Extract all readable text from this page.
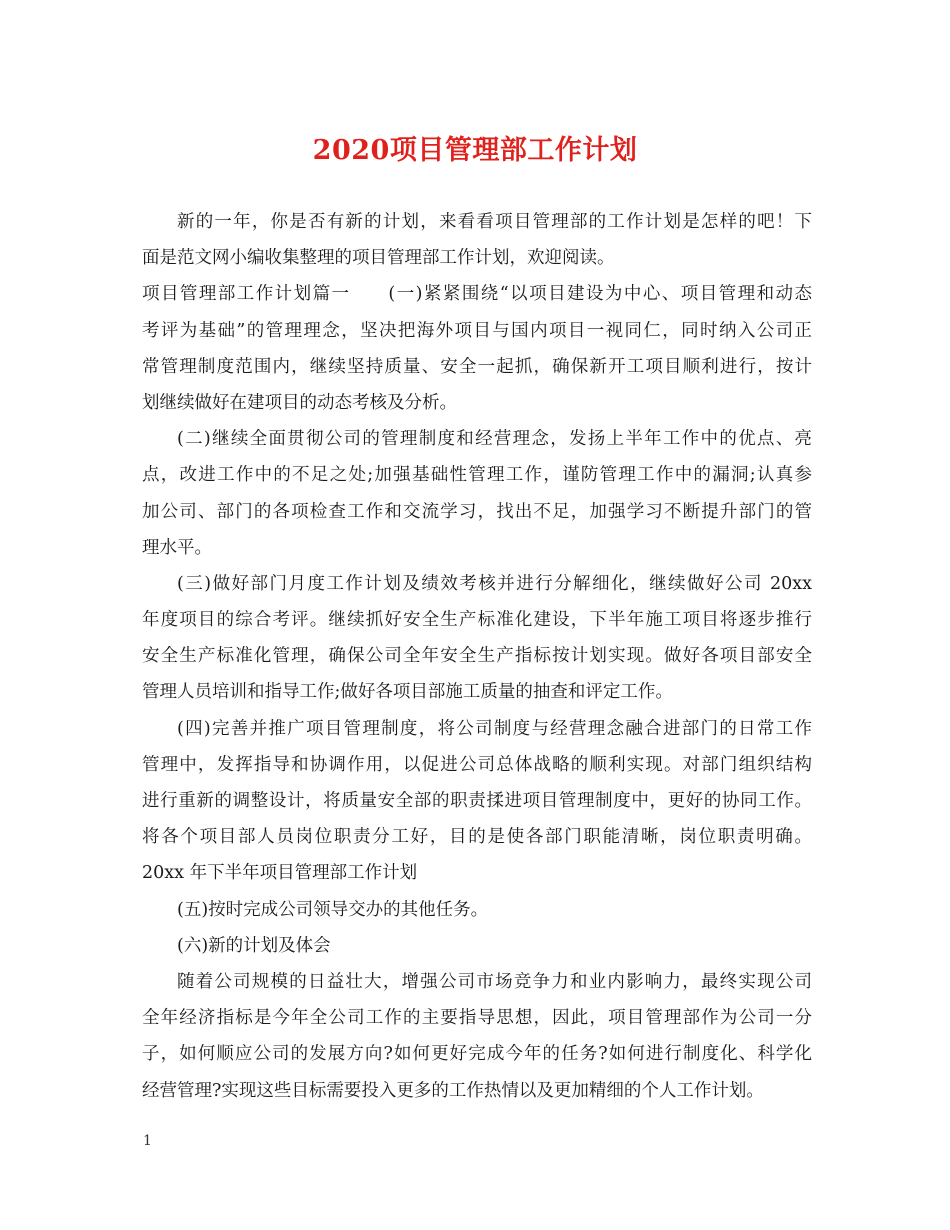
2020项目管理部工作计划
新的一年，你是否有新的计划，来看看项目管理部的工作计划是怎样的吧！下
面是范文网小编收集整理的项目管理部工作计划，欢迎阅读。
项目管理部工作计划篇一　　(一)紧紧围绕“以项目建设为中心、项目管理和动态
考评为基础”的管理理念，坚决把海外项目与国内项目一视同仁，同时纳入公司正
常管理制度范围内，继续坚持质量、安全一起抓，确保新开工项目顺利进行，按计
划继续做好在建项目的动态考核及分析。
(二)继续全面贯彻公司的管理制度和经营理念，发扬上半年工作中的优点、亮
点，改进工作中的不足之处;加强基础性管理工作，谨防管理工作中的漏洞;认真参
加公司、部门的各项检查工作和交流学习，找出不足，加强学习不断提升部门的管
理水平。
(三)做好部门月度工作计划及绩效考核并进行分解细化，继续做好公司 20xx
年度项目的综合考评。继续抓好安全生产标准化建设，下半年施工项目将逐步推行
安全生产标准化管理，确保公司全年安全生产指标按计划实现。做好各项目部安全
管理人员培训和指导工作;做好各项目部施工质量的抽查和评定工作。
(四)完善并推广项目管理制度，将公司制度与经营理念融合进部门的日常工作
管理中，发挥指导和协调作用，以促进公司总体战略的顺利实现。对部门组织结构
进行重新的调整设计，将质量安全部的职责揉进项目管理制度中，更好的协同工作。
将各个项目部人员岗位职责分工好，目的是使各部门职能清晰，岗位职责明确。
20xx 年下半年项目管理部工作计划
(五)按时完成公司领导交办的其他任务。
(六)新的计划及体会
随着公司规模的日益壮大，增强公司市场竞争力和业内影响力，最终实现公司
全年经济指标是今年全公司工作的主要指导思想，因此，项目管理部作为公司一分
子，如何顺应公司的发展方向?如何更好完成今年的任务?如何进行制度化、科学化
经营管理?实现这些目标需要投入更多的工作热情以及更加精细的个人工作计划。
1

• • • • • • •

** Task description **
All of the entries above should be duplicated exactly, except for the pictures.

** Solution **
Extract all readable text from this page.
2020项目管理部工作计划
新的一年，你是否有新的计划，来看看项目管理部的工作计划是怎样的吧！下
面是范文网小编收集整理的项目管理部工作计划，欢迎阅读。
项目管理部工作计划篇一　　(一)紧紧围绕“以项目建设为中心、项目管理和动态
考评为基础”的管理理念，坚决把海外项目与国内项目一视同仁，同时纳入公司正
常管理制度范围内，继续坚持质量、安全一起抓，确保新开工项目顺利进行，按计
划继续做好在建项目的动态考核及分析。
(二)继续全面贯彻公司的管理制度和经营理念，发扬上半年工作中的优点、亮
点，改进工作中的不足之处;加强基础性管理工作，谨防管理工作中的漏洞;认真参
加公司、部门的各项检查工作和交流学习，找出不足，加强学习不断提升部门的管
理水平。
(三)做好部门月度工作计划及绩效考核并进行分解细化，继续做好公司 20xx
年度项目的综合考评。继续抓好安全生产标准化建设，下半年施工项目将逐步推行
安全生产标准化管理，确保公司全年安全生产指标按计划实现。做好各项目部安全
管理人员培训和指导工作;做好各项目部施工质量的抽查和评定工作。
(四)完善并推广项目管理制度，将公司制度与经营理念融合进部门的日常工作
管理中，发挥指导和协调作用，以促进公司总体战略的顺利实现。对部门组织结构
进行重新的调整设计，将质量安全部的职责揉进项目管理制度中，更好的协同工作。
将各个项目部人员岗位职责分工好，目的是使各部门职能清晰，岗位职责明确。
20xx 年下半年项目管理部工作计划
(五)按时完成公司领导交办的其他任务。
(六)新的计划及体会
随着公司规模的日益壮大，增强公司市场竞争力和业内影响力，最终实现公司
全年经济指标是今年全公司工作的主要指导思想，因此，项目管理部作为公司一分
子，如何顺应公司的发展方向?如何更好完成今年的任务?如何进行制度化、科学化
经营管理?实现这些目标需要投入更多的工作热情以及更加精细的个人工作计划。
1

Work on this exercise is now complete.